- _Given problem_
Repeat the lines that follow, leaving nothing out.

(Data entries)
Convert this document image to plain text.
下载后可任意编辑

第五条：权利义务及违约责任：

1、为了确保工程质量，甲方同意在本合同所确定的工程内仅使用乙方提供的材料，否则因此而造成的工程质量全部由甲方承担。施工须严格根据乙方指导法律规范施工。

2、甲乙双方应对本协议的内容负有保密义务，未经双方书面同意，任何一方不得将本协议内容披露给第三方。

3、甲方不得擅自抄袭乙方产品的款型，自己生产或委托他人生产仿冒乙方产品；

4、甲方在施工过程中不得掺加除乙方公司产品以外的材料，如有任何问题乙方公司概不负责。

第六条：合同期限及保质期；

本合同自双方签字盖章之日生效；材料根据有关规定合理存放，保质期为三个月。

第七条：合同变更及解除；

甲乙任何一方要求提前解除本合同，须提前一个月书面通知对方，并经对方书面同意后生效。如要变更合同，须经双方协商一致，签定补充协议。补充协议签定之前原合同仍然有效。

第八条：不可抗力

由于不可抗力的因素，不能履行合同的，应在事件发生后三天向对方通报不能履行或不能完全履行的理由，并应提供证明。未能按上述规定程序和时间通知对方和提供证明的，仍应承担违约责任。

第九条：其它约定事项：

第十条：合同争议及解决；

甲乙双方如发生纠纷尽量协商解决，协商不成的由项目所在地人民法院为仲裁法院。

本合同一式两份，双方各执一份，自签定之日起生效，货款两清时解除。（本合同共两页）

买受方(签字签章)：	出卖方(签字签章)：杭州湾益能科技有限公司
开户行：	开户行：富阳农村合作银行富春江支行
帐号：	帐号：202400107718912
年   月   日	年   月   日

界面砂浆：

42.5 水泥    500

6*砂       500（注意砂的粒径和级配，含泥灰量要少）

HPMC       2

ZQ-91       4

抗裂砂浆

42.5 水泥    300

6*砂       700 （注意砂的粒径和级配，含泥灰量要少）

- _Solution for this exercise_
Convert this document image to plain text.
下载后可任意编辑

第五条：权利义务及违约责任：

1、为了确保工程质量，甲方同意在本合同所确定的工程内仅使用乙方提供的材料，否则因此而造成的工程质量全部由甲方承担。施工须严格根据乙方指导法律规范施工。

2、甲乙双方应对本协议的内容负有保密义务，未经双方书面同意，任何一方不得将本协议内容披露给第三方。

3、甲方不得擅自抄袭乙方产品的款型，自己生产或委托他人生产仿冒乙方产品；

4、甲方在施工过程中不得掺加除乙方公司产品以外的材料，如有任何问题乙方公司概不负责。

第六条：合同期限及保质期；

本合同自双方签字盖章之日生效；材料根据有关规定合理存放，保质期为三个月。

第七条：合同变更及解除；

甲乙任何一方要求提前解除本合同，须提前一个月书面通知对方，并经对方书面同意后生效。如要变更合同，须经双方协商一致，签定补充协议。补充协议签定之前原合同仍然有效。

第八条：不可抗力

由于不可抗力的因素，不能履行合同的，应在事件发生后三天向对方通报不能履行或不能完全履行的理由，并应提供证明。未能按上述规定程序和时间通知对方和提供证明的，仍应承担违约责任。

第九条：其它约定事项：

第十条：合同争议及解决；

甲乙双方如发生纠纷尽量协商解决，协商不成的由项目所在地人民法院为仲裁法院。

本合同一式两份，双方各执一份，自签定之日起生效，货款两清时解除。（本合同共两页）

买受方(签字签章)：	出卖方(签字签章)：杭州湾益能科技有限公司
开户行：	开户行：富阳农村合作银行富春江支行
帐号：	帐号：202400107718912
年   月   日	年   月   日

界面砂浆：

42.5 水泥    500

6*砂       500（注意砂的粒径和级配，含泥灰量要少）

HPMC       2

ZQ-91       4

抗裂砂浆

42.5 水泥    300

6*砂       700 （注意砂的粒径和级配，含泥灰量要少）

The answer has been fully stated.